Record set ::
● ● ●
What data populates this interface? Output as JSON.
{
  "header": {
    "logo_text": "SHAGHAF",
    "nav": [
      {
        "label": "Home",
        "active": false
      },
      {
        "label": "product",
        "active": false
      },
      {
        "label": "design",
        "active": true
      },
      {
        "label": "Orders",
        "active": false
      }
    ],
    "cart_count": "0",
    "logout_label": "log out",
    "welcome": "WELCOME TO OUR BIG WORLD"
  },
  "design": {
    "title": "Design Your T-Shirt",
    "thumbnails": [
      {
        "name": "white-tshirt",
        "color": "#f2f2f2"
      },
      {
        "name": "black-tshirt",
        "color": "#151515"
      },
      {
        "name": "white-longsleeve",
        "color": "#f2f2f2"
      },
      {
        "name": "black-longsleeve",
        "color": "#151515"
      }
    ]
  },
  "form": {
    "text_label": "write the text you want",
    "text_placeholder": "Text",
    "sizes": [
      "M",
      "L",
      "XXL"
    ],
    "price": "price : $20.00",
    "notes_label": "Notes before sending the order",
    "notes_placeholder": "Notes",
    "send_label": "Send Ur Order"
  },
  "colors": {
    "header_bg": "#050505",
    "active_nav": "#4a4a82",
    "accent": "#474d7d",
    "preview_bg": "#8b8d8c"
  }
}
● ● ●
Task brief :: Give back the whole listing exactly as it reads.

Finished exercise ::
What data populates this interface? Output as JSON.
{
  "header": {
    "logo_text": "SHAGHAF",
    "nav": [
      {
        "label": "Home",
        "active": false
      },
      {
        "label": "product",
        "active": false
      },
      {
        "label": "design",
        "active": true
      },
      {
        "label": "Orders",
        "active": false
      }
    ],
    "cart_count": "0",
    "logout_label": "log out",
    "welcome": "WELCOME TO OUR BIG WORLD"
  },
  "design": {
    "title": "Design Your T-Shirt",
    "thumbnails": [
      {
        "name": "white-tshirt",
        "color": "#f2f2f2"
      },
      {
        "name": "black-tshirt",
        "color": "#151515"
      },
      {
        "name": "white-longsleeve",
        "color": "#f2f2f2"
      },
      {
        "name": "black-longsleeve",
        "color": "#151515"
      }
    ]
  },
  "form": {
    "text_label": "write the text you want",
    "text_placeholder": "Text",
    "sizes": [
      "M",
      "L",
      "XXL"
    ],
    "price": "price : $20.00",
    "notes_label": "Notes before sending the order",
    "notes_placeholder": "Notes",
    "send_label": "Send Ur Order"
  },
  "colors": {
    "header_bg": "#050505",
    "active_nav": "#4a4a82",
    "accent": "#474d7d",
    "preview_bg": "#8b8d8c"
  }
}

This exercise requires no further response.